▶ [SOURCE RECORDS]:

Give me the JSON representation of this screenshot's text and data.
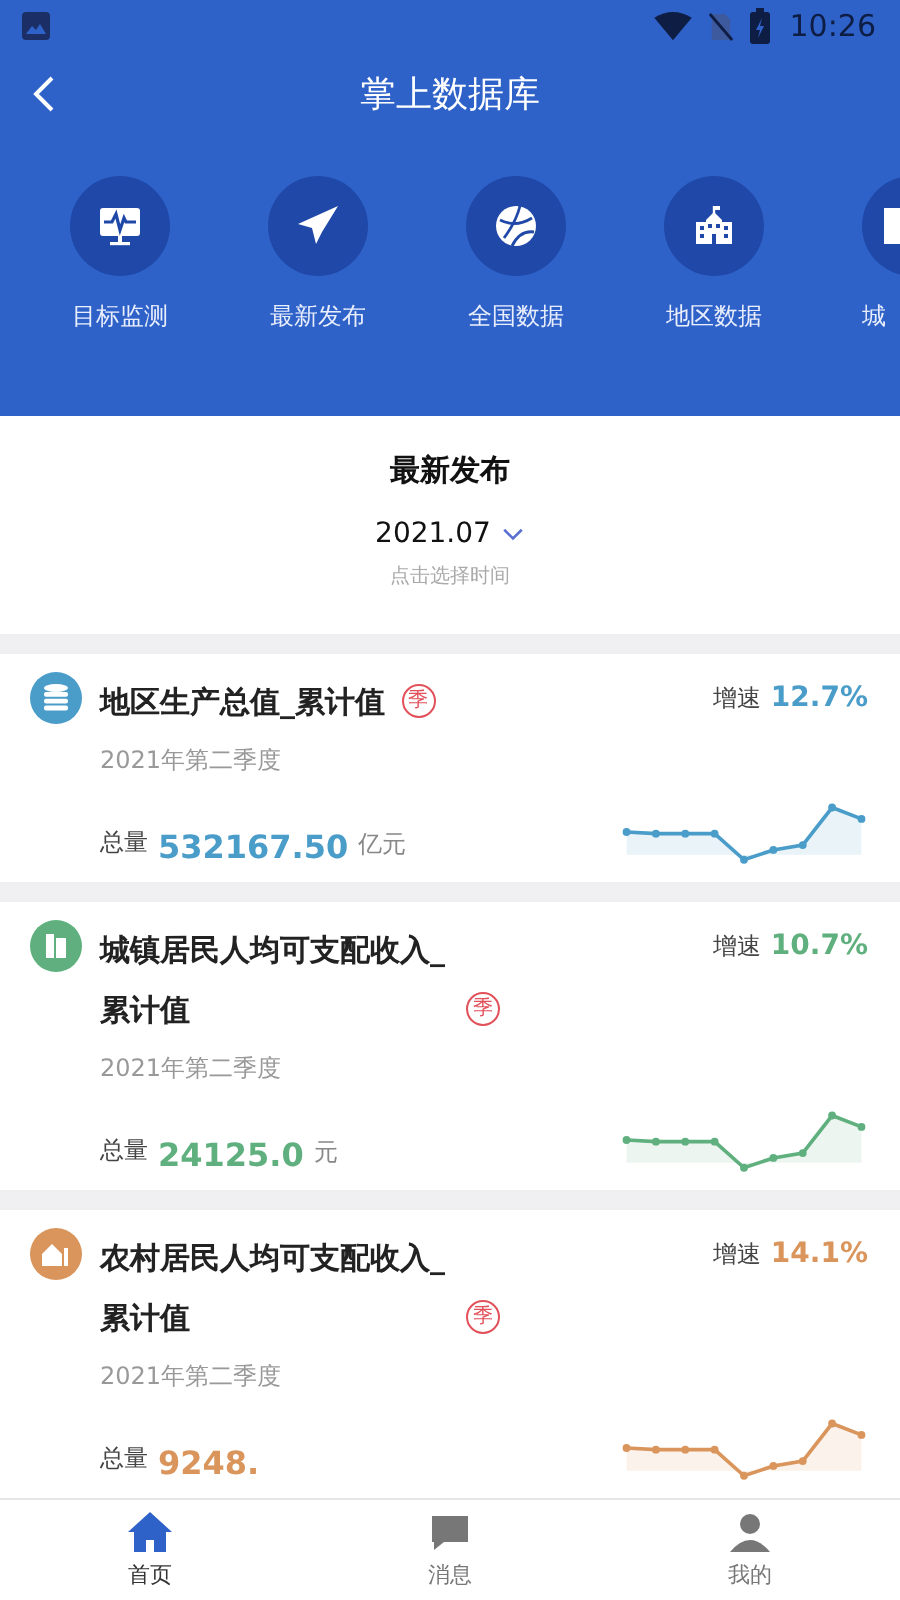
{
  "status_bar": {
    "time": "10:26"
  },
  "header": {
    "title": "掌上数据库"
  },
  "shortcuts": [
    {
      "label": "目标监测",
      "kind": "monitor"
    },
    {
      "label": "最新发布",
      "kind": "plane"
    },
    {
      "label": "全国数据",
      "kind": "globe"
    },
    {
      "label": "地区数据",
      "kind": "school"
    },
    {
      "label": "城",
      "kind": "building"
    }
  ],
  "section": {
    "title": "最新发布",
    "date": "2021.07",
    "hint": "点击选择时间"
  },
  "cards": [
    {
      "title": "地区生产总值_累计值",
      "period": "季",
      "growth_label": "增速",
      "growth": "12.7%",
      "date": "2021年第二季度",
      "total_label": "总量",
      "total": "532167.50",
      "unit": "亿元",
      "color": "#4a9cc9",
      "kind": "coins"
    },
    {
      "title": "城镇居民人均可支配收入_累计值",
      "period": "季",
      "growth_label": "增速",
      "growth": "10.7%",
      "date": "2021年第二季度",
      "total_label": "总量",
      "total": "24125.0",
      "unit": "元",
      "color": "#5fb07e",
      "kind": "city"
    },
    {
      "title": "农村居民人均可支配收入_累计值",
      "period": "季",
      "growth_label": "增速",
      "growth": "14.1%",
      "date": "2021年第二季度",
      "total_label": "总量",
      "total": "9248.",
      "color": "#d9955b",
      "kind": "house"
    }
  ],
  "nav": [
    {
      "label": "首页",
      "selected": true,
      "kind": "home"
    },
    {
      "label": "消息",
      "selected": false,
      "kind": "message"
    },
    {
      "label": "我的",
      "selected": false,
      "kind": "user"
    }
  ]
}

▶ [STATED PROBLEM]: Search the lines above for the string "title", then show every one that has it.

▶ [TASK ANSWER]:
    "title": "掌上数据库"
    "title": "最新发布",
      "title": "地区生产总值_累计值",
      "title": "城镇居民人均可支配收入_累计值",
      "title": "农村居民人均可支配收入_累计值",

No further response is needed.